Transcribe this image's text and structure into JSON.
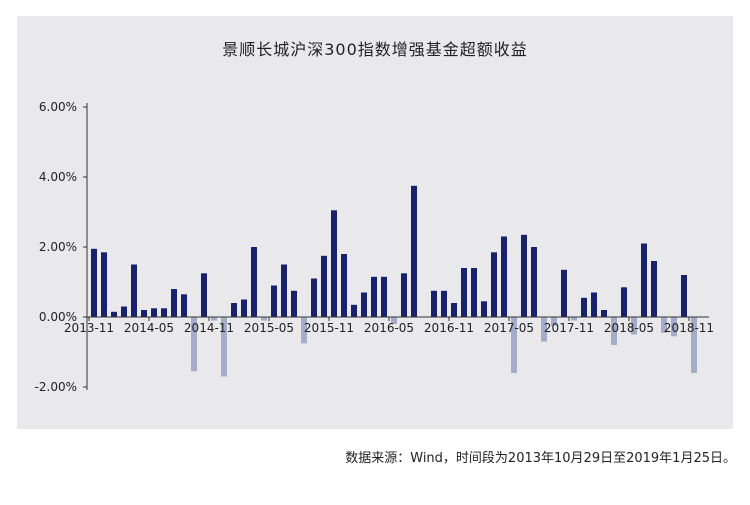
{
  "chart_data": {
    "type": "bar",
    "title": "景顺长城沪深300指数增强基金超额收益",
    "xlabel": "",
    "ylabel": "",
    "ylim": [
      -2,
      6
    ],
    "yticks": [
      "6.00%",
      "4.00%",
      "2.00%",
      "0.00%",
      "-2.00%"
    ],
    "ytick_values": [
      6,
      4,
      2,
      0,
      -2
    ],
    "xtick_labels": [
      "2013-11",
      "2014-05",
      "2014-11",
      "2015-05",
      "2015-11",
      "2016-05",
      "2016-11",
      "2017-05",
      "2017-11",
      "2018-05",
      "2018-11"
    ],
    "xtick_month_index": [
      0,
      6,
      12,
      18,
      24,
      30,
      36,
      42,
      48,
      54,
      60
    ],
    "months_count": 62,
    "colors": {
      "positive": "#18216b",
      "negative": "#a4acc9"
    },
    "values": [
      1.95,
      1.85,
      0.15,
      0.3,
      1.5,
      0.2,
      0.25,
      0.25,
      0.8,
      0.65,
      -1.55,
      1.25,
      -0.1,
      -1.7,
      0.4,
      0.5,
      2.0,
      -0.1,
      0.9,
      1.5,
      0.75,
      -0.75,
      1.1,
      1.75,
      3.05,
      1.8,
      0.35,
      0.7,
      1.15,
      1.15,
      -0.2,
      1.25,
      3.75,
      0.0,
      0.75,
      0.75,
      0.4,
      1.4,
      1.4,
      0.45,
      1.85,
      2.3,
      -1.6,
      2.35,
      2.0,
      -0.7,
      -0.25,
      1.35,
      -0.1,
      0.55,
      0.7,
      0.2,
      -0.8,
      0.85,
      -0.5,
      2.1,
      1.6,
      -0.45,
      -0.55,
      1.2,
      -1.6,
      0.0
    ]
  },
  "source_note": "数据来源：Wind，时间段为2013年10月29日至2019年1月25日。"
}
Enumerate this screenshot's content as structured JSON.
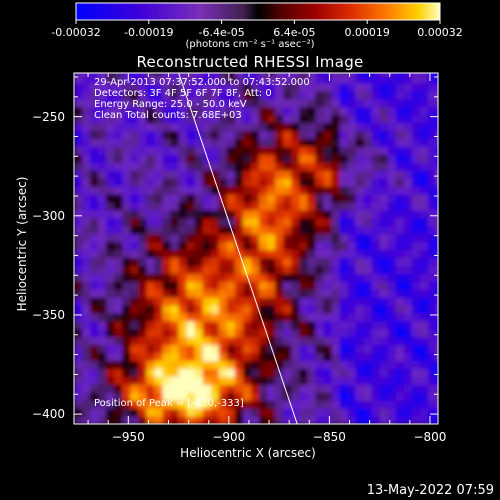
{
  "colorbar": {
    "tick_labels": [
      "-0.00032",
      "-0.00019",
      "-6.4e-05",
      "6.4e-05",
      "0.00019",
      "0.00032"
    ],
    "units": "(photons cm⁻² s⁻¹ asec⁻²)",
    "range": [
      -0.00032,
      0.00032
    ]
  },
  "info": {
    "time_range": "29-Apr-2013 07:37:52.000 to 07:43:52.000",
    "detectors": "Detectors: 3F 4F 5F 6F 7F 8F, Att: 0",
    "energy_range": "Energy Range: 25.0 - 50.0 keV",
    "method_counts": "Clean     Total counts: 7.68E+03",
    "peak": "Position of Peak = [-930,-333]"
  },
  "timestamp": "13-May-2022 07:59",
  "chart_data": {
    "type": "heatmap",
    "title": "Reconstructed RHESSI Image",
    "xlabel": "Heliocentric X (arcsec)",
    "ylabel": "Heliocentric Y (arcsec)",
    "xlim": [
      -977,
      -796
    ],
    "ylim": [
      -405,
      -228
    ],
    "x_ticks": [
      -950,
      -900,
      -850,
      -800
    ],
    "y_ticks": [
      -250,
      -300,
      -350,
      -400
    ],
    "x_tick_labels": [
      "−950",
      "−900",
      "−850",
      "−800"
    ],
    "y_tick_labels": [
      "−250",
      "−300",
      "−350",
      "−400"
    ],
    "limb_line": [
      [
        -925,
        -228
      ],
      [
        -866,
        -405
      ]
    ],
    "peak_position": [
      -930,
      -333
    ],
    "value_range": [
      -0.00032,
      0.00032
    ],
    "colors": {
      "limb": "#ffffff",
      "background": "#000000"
    }
  }
}
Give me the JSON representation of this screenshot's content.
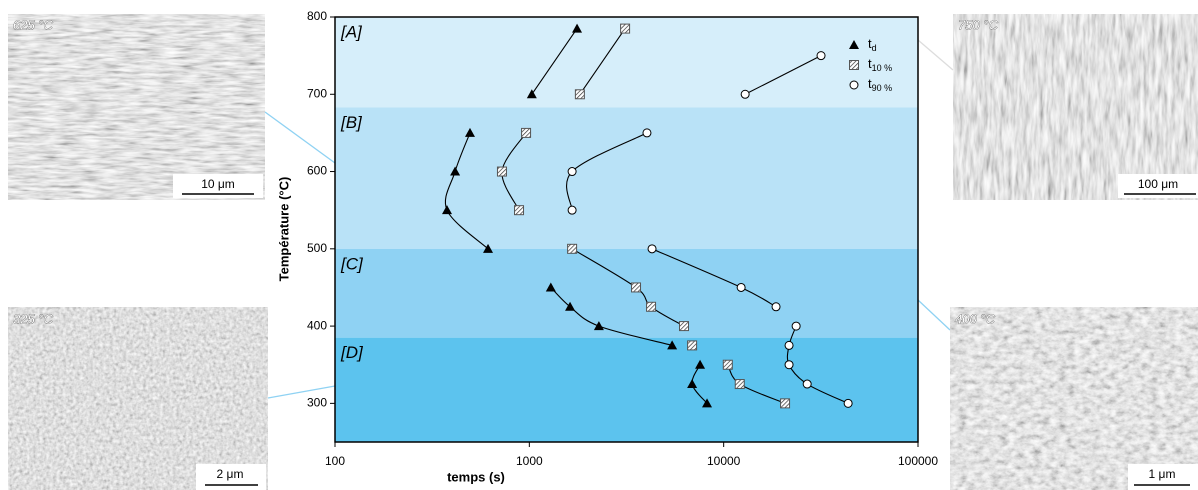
{
  "chart_data": {
    "type": "scatter",
    "xlabel": "temps (s)",
    "ylabel": "Température (°C)",
    "xscale": "log",
    "xlim": [
      100,
      100000
    ],
    "xticks": [
      100,
      1000,
      10000,
      100000
    ],
    "ylim": [
      250,
      800
    ],
    "yticks": [
      300,
      400,
      500,
      600,
      700,
      800
    ],
    "legend": "upper right",
    "regions": [
      {
        "label": "[A]",
        "range": [
          683,
          800
        ],
        "color": "#d6eefa"
      },
      {
        "label": "[B]",
        "range": [
          500,
          683
        ],
        "color": "#b9e2f7"
      },
      {
        "label": "[C]",
        "range": [
          385,
          500
        ],
        "color": "#8fd2f3"
      },
      {
        "label": "[D]",
        "range": [
          250,
          385
        ],
        "color": "#5cc3ee"
      }
    ],
    "series": [
      {
        "name": "t",
        "subscript": "d",
        "marker": "triangle",
        "color": "#000000",
        "x": [
          1760,
          1030,
          495,
          415,
          377,
          613,
          1290,
          1620,
          2280,
          5430,
          7560,
          6880,
          8210
        ],
        "values": [
          785,
          700,
          650,
          600,
          550,
          500,
          450,
          425,
          400,
          375,
          350,
          325,
          300
        ]
      },
      {
        "name": "t",
        "subscript": "10 %",
        "marker": "square",
        "color": "#555555",
        "x": [
          3110,
          1820,
          962,
          723,
          885,
          1660,
          3540,
          4230,
          6250,
          6880,
          10500,
          12100,
          20700
        ],
        "values": [
          785,
          700,
          650,
          600,
          550,
          500,
          450,
          425,
          400,
          375,
          350,
          325,
          300
        ]
      },
      {
        "name": "t",
        "subscript": "90 %",
        "marker": "circle",
        "color": "#ffffff",
        "x": [
          31700,
          12900,
          4030,
          1660,
          1660,
          4280,
          12300,
          18600,
          23600,
          21700,
          21700,
          26900,
          43700
        ],
        "values": [
          750,
          700,
          650,
          600,
          550,
          500,
          450,
          425,
          400,
          375,
          350,
          325,
          300
        ]
      }
    ]
  },
  "micrographs": [
    {
      "temperature": "625 °C",
      "scale": "10 μm"
    },
    {
      "temperature": "750 °C",
      "scale": "100 μm"
    },
    {
      "temperature": "325 °C",
      "scale": "2 μm"
    },
    {
      "temperature": "400 °C",
      "scale": "1 μm"
    }
  ]
}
━━━
Gather every line from the entries above where the word "xlabel" appears, and copy them.

**WRITTEN ANSWER:**
    "xlabel": "",
    "xlabel": "Heliocentric X (arcsec)",
    "xlabel": "temps (s)",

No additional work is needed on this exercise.